> Work to be completed
In the data below, reproduce verbatim the stretch from the line that contains "flow-arrow-icon (903, 525, 977, 569)" through the line that contains "stage-label-line-2: DESIGN (593, 398, 661, 417)", including both of those lines.

> Data entries
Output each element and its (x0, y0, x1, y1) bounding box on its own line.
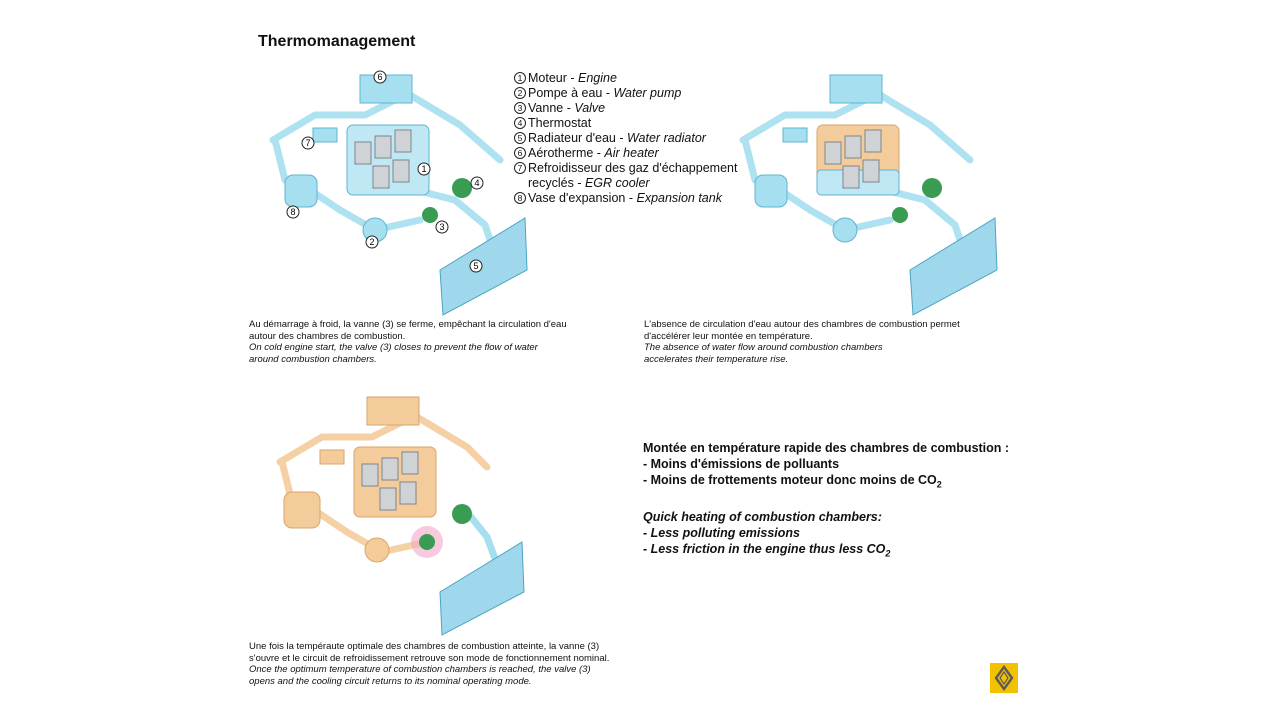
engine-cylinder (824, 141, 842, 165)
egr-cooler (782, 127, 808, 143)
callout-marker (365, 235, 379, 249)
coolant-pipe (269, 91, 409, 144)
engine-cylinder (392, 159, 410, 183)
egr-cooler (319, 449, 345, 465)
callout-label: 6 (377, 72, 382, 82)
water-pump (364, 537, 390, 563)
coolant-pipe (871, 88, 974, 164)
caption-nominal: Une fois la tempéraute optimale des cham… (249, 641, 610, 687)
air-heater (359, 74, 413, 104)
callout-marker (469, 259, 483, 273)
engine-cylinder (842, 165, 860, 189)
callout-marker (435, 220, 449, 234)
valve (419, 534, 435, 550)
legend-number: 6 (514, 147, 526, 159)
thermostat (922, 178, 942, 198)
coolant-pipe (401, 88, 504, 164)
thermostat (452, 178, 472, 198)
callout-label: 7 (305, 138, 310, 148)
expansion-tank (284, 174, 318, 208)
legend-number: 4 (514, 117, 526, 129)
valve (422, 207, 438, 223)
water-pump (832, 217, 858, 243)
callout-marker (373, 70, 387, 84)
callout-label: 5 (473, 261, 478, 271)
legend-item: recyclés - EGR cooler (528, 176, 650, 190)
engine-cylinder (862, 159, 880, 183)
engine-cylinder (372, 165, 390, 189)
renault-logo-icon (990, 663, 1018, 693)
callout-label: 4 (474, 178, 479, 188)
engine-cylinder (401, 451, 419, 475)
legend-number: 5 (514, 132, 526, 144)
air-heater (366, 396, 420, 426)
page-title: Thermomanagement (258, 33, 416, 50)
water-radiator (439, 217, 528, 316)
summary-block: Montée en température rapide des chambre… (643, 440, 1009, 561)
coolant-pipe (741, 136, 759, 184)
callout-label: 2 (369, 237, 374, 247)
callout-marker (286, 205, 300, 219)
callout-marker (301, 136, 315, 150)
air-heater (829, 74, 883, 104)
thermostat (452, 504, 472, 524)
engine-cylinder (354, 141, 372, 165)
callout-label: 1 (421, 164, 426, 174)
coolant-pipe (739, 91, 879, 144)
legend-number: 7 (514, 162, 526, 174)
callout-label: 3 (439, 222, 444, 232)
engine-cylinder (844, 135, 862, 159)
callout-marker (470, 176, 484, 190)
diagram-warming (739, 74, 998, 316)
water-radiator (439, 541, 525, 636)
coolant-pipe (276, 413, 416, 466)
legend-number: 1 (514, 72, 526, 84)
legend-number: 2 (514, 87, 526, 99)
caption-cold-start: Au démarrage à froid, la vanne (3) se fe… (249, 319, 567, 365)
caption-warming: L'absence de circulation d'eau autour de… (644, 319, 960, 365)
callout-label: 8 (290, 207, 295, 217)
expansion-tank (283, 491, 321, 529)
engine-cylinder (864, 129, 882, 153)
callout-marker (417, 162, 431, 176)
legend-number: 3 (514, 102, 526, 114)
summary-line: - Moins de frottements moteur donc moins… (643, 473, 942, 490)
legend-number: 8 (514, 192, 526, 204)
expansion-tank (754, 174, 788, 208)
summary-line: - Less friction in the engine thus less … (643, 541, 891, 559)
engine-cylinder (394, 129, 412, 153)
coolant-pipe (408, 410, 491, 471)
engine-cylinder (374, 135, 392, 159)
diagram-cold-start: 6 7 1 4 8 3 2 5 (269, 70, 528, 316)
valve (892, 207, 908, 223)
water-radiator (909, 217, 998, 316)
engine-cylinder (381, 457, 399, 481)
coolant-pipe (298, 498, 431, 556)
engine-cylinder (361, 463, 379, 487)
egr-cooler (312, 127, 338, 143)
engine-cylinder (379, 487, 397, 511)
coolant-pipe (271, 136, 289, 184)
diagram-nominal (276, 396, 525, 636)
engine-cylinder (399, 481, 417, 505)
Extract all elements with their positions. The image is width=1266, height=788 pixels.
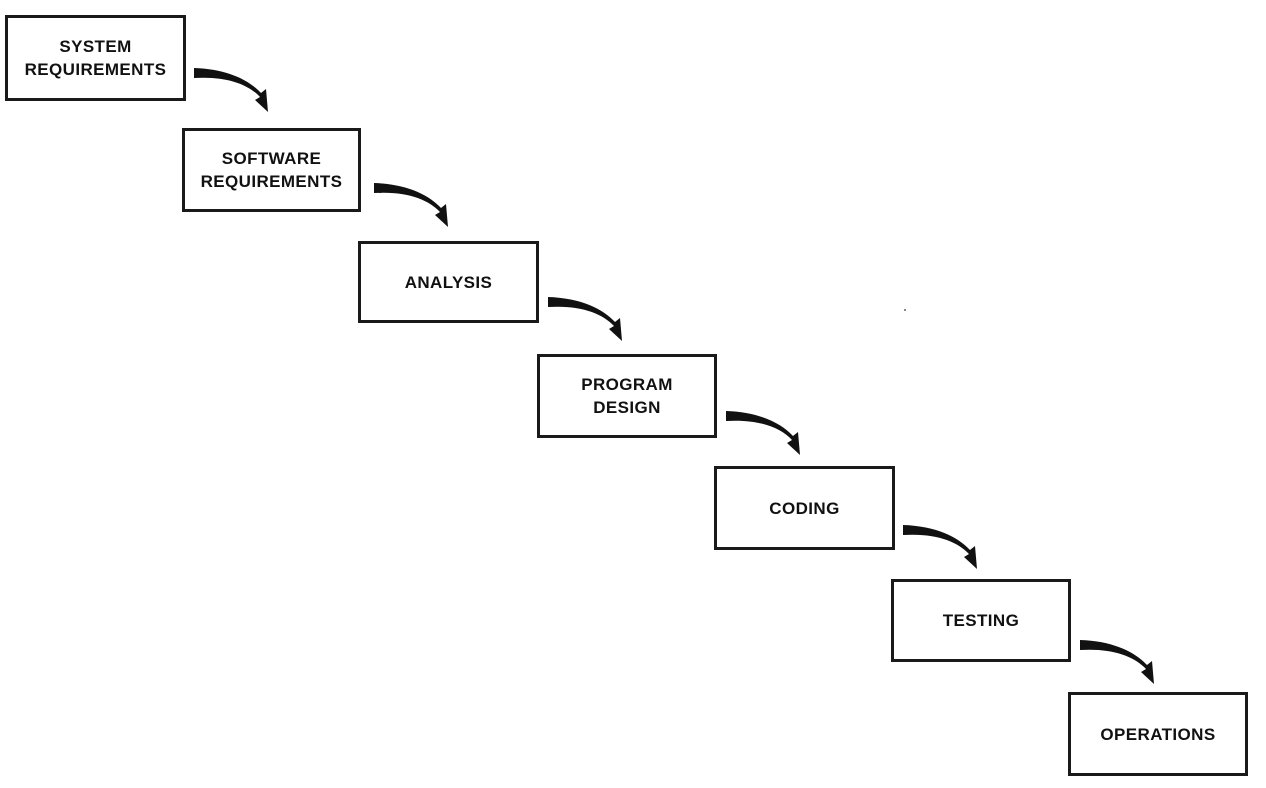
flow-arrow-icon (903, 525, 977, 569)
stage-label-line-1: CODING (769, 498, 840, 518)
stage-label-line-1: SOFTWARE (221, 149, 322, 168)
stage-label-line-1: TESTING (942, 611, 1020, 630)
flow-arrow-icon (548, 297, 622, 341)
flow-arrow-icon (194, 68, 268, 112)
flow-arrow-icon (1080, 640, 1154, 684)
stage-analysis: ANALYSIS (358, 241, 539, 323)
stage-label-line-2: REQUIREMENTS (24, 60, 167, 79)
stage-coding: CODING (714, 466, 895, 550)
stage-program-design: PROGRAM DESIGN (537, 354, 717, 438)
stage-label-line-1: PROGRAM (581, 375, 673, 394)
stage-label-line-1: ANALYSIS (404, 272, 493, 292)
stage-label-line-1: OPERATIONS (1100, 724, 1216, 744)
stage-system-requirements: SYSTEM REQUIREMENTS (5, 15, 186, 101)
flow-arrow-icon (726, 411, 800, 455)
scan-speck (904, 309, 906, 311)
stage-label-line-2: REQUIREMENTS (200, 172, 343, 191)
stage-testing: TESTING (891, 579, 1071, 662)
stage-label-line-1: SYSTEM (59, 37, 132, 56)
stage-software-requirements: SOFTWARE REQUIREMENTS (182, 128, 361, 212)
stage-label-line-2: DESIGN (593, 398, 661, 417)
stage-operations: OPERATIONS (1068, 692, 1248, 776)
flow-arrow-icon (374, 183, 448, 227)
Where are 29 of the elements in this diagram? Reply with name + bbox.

==

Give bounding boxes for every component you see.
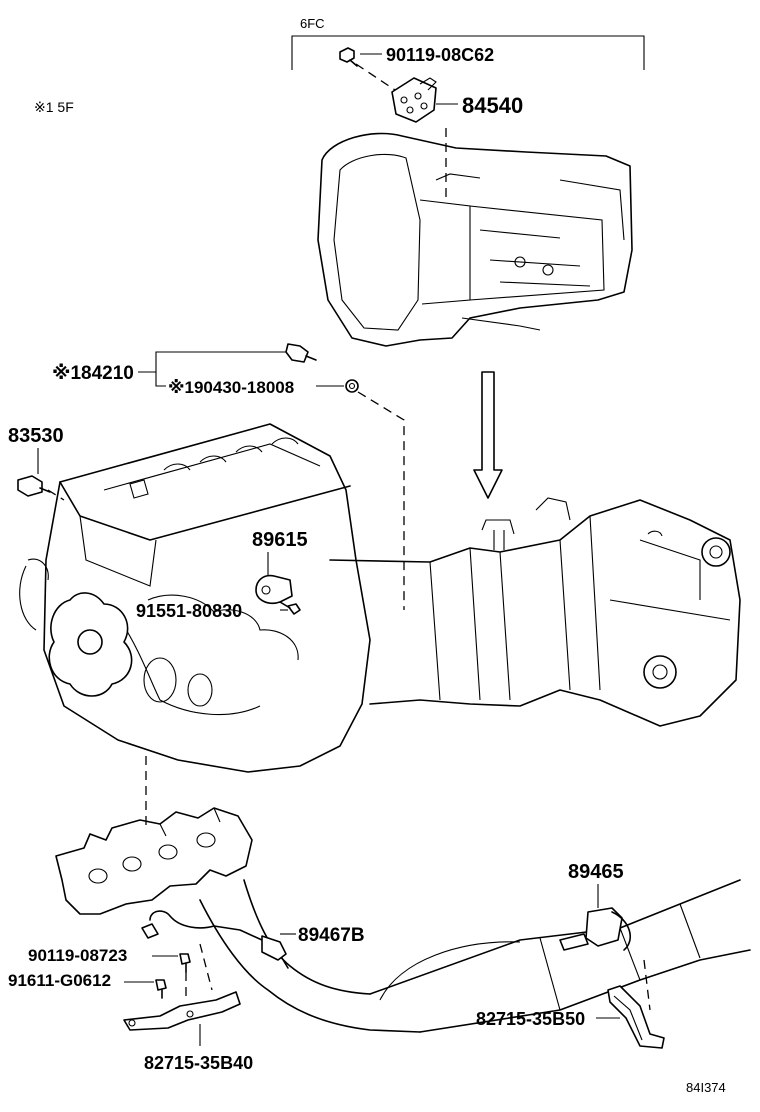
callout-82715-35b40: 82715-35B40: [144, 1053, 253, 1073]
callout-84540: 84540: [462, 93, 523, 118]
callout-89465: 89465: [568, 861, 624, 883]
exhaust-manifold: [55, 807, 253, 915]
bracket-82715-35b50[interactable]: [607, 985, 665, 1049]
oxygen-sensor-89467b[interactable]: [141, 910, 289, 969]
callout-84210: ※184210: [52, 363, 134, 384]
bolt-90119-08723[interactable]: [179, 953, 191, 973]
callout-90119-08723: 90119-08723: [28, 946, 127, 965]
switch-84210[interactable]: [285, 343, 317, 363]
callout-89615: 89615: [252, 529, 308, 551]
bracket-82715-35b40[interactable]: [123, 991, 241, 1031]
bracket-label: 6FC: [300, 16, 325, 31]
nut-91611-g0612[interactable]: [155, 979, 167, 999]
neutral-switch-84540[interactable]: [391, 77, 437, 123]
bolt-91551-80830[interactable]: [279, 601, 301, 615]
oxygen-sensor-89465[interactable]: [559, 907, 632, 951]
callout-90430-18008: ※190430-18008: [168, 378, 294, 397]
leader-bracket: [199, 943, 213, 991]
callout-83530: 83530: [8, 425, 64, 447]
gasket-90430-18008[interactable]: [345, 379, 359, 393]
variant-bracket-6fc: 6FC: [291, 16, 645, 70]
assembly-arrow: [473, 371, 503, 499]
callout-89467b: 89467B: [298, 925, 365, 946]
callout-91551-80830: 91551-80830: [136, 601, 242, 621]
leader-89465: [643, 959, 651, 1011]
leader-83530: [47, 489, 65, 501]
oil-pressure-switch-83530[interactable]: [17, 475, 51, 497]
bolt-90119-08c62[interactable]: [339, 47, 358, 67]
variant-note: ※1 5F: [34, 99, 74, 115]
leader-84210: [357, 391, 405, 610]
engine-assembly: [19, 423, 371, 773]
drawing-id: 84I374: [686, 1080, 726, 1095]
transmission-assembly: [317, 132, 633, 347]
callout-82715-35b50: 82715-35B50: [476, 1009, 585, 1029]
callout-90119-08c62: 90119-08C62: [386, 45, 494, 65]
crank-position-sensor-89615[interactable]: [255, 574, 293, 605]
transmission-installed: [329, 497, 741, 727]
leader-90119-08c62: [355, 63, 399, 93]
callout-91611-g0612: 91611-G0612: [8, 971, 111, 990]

> Reply
flow-arrow-icon (903, 525, 977, 569)
stage-label-line-1: CODING (769, 498, 840, 518)
stage-label-line-1: SOFTWARE (221, 149, 322, 168)
stage-label-line-1: TESTING (942, 611, 1020, 630)
flow-arrow-icon (548, 297, 622, 341)
flow-arrow-icon (194, 68, 268, 112)
flow-arrow-icon (1080, 640, 1154, 684)
stage-analysis: ANALYSIS (358, 241, 539, 323)
stage-label-line-2: REQUIREMENTS (24, 60, 167, 79)
stage-coding: CODING (714, 466, 895, 550)
stage-program-design: PROGRAM DESIGN (537, 354, 717, 438)
stage-label-line-1: PROGRAM (581, 375, 673, 394)
stage-label-line-1: ANALYSIS (404, 272, 493, 292)
stage-label-line-1: OPERATIONS (1100, 724, 1216, 744)
stage-system-requirements: SYSTEM REQUIREMENTS (5, 15, 186, 101)
flow-arrow-icon (726, 411, 800, 455)
scan-speck (904, 309, 906, 311)
stage-label-line-2: REQUIREMENTS (200, 172, 343, 191)
stage-testing: TESTING (891, 579, 1071, 662)
stage-label-line-1: SYSTEM (59, 37, 132, 56)
stage-software-requirements: SOFTWARE REQUIREMENTS (182, 128, 361, 212)
stage-label-line-2: DESIGN (593, 398, 661, 417)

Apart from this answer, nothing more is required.